Texte de lecture:
▶

Depuis que de nombreuses professions libérales et entreprises, étranglées par les prix stratosphériques de l’électricité, menacent de mettre la clef sous la porte, la société française (citoyens, politiques et médias) est partie en croisade contre le système électrique européen.
BoulevardVoltaire – Philippe CHARLEZ – 12 janvier 2023
Indexant le prix de l’électricité sur celui du gaz dans un marché ouvert et concurrentiel, il est considéré comme le principal responsable de la situation. Pour régler le problème, il suffirait d’avoir la « volonté politique » d’en sortir, une volonté qui serait « contraire à l’idéologie d’un exécutif pro-européen manipulé par l’Allemagne ». Est-ce vraiment aussi simple ?
Sortir du système électrique européen suffit-il à déconnecter les prix de l’électricité de sa source marginale. Quelles en seraient les conséquences à court moyen et long terme ?
L’Espagne et le Portugal en exemples
Pour justifier d’une sortie d’un système « jugé absurde », l’opposition parlementaire met en avant l’exemple de la péninsule Ibérique (Espagne et Portugal) devenue, grâce à une dérogation de l’Union européenne, un « îlot » électrique indépendant. Les prix de l’électricité y sont effectivement aujourd’hui trois fois inférieurs à ceux des autres pays de l’Union. Pourquoi cette exception et à quelles conditions pourrait-elle s’étendre à d’autres membres de l’Union européenne ?
Par rapport à ses confrères européens, la péninsule Ibérique est une « île électrique ». Sa situation géographique particulière l’a obligée à développer des stratégies davantage nationales avec des mix électriques très équilibrés (37 % ENR, 25 % de gaz et 21 % de nucléaire). Possédant le parc de regazéification le plus développé d’Europe, elle n’importe pratiquement pas de gaz russe.
Mais la déconnexion ne lui permet pas pour autant de décorréler les prix du gaz de ceux de l’électricité. Indépendamment de tout échange sur la grille européenne, il y existe un marché libre de l’électricité avec de multiples acteurs publics et privés. Madrid et Lisbonne ont donc été contraints de subventionner le gaz utilisé par les électriciens. Une opération contraignant la seule Espagne à 15 milliards d’euros de dépenses publiques en 2022.

◀

Lignes de données:
▶

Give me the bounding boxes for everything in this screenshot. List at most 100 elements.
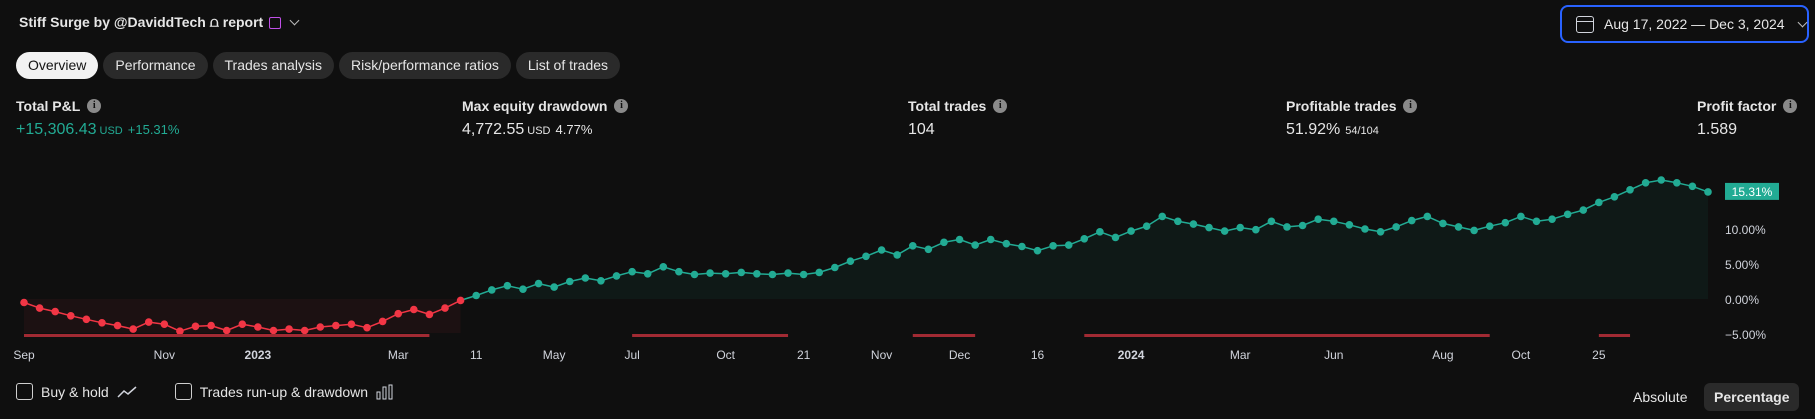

◀

Consigne écrite A: Résumez en deux phrases l'article sur le système électrique européen.
Consigne écrite B: Veuillez écrire la suite de l'article sur le système électrique européen, en reprenant après sa dernière phrase.
Le listing provient d'une autre source.

Résultat de la tâche A: Menacées par des prix de l'électricité très élevés, de nombreuses entreprises et professions libérales inquiètent la société française, qui s'en prend au système électrique européen, accusé d'indexer le prix de l'électricité sur celui du gaz. L'opposition cite l'exemple de la péninsule Ibérique, devenue un « îlot » électrique aux prix trois fois inférieurs, mais cette déconnexion n'y découple pas les prix du gaz et de l'électricité : Madrid et Lisbonne ont dû subventionner le gaz des électriciens, au prix de 15 milliards d'euros de dépenses publiques pour la seule Espagne en 2022.

Résultat de la tâche B:
S’abstraire de la corrélation gaz/électricité requiert donc deux conditions : 1) posséder des capacités nationales suffisantes pour être autonome en toutes circonstances ; 2) éliminer toute concurrence intérieure en revenant à un monopole naturel non concurrentiel capable de pratiquer un prix moyen.
Se déconnecter du système électrique européen : à quelles conditions ?
Sortir unilatéralement du système électrique ne serait pas sans poser un certain nombre de problèmes politiques vis-à-vis de nos partenaires européens avec lesquels nous nous sommes engagés à collaborer.
En dehors de tout aspect politique, la France n’a de toutes les façons pas la capacité de sortir à court terme du système électrique européen. Par suite de l’arrêt de nombre de ses réacteurs nucléaires, l’Hexagone est devenu importateur d’électricité. Avant d’engager toute négociation avec Bruxelles la France doit au préalable récupérer sa pleine capacité, sous peine de se retrouver en position de pénurie électrique.
Éliminer le marché intérieur et revenir à un monopole naturel
Comme pour l’Espagne et le Portugal, sortir (momentanément ou définitivement) du système électrique européen n’affranchira pas pour autant la France de la corrélation gaz/électricité. Pour s’en exonérer et pratiquer un prix moyen, il faudrait revenir à un monopole naturel et dégager du marché intérieur des fournisseurs alternatifs encouragés à déplacer leurs activités vers l’électricité.
Une telle décision nécessiterait pour l’État « endetté jusqu’à l’os » de les dédommager à coups de subventions publiques. Coûteux, ce retour à la case départ s’avère de surcroît très risqué à terme.
Quelle décision est-elle souhaitable à moyen/long terme ?
Si la situation énergétique actuelle pourrait, à juste titre, motiver certains à se retirer d’un système électrique européen devenu fou, le retour au nationalisme électrique d’antan apparaît très risqué au regard du futur électrique vers lequel nos gouvernements se sont engagés.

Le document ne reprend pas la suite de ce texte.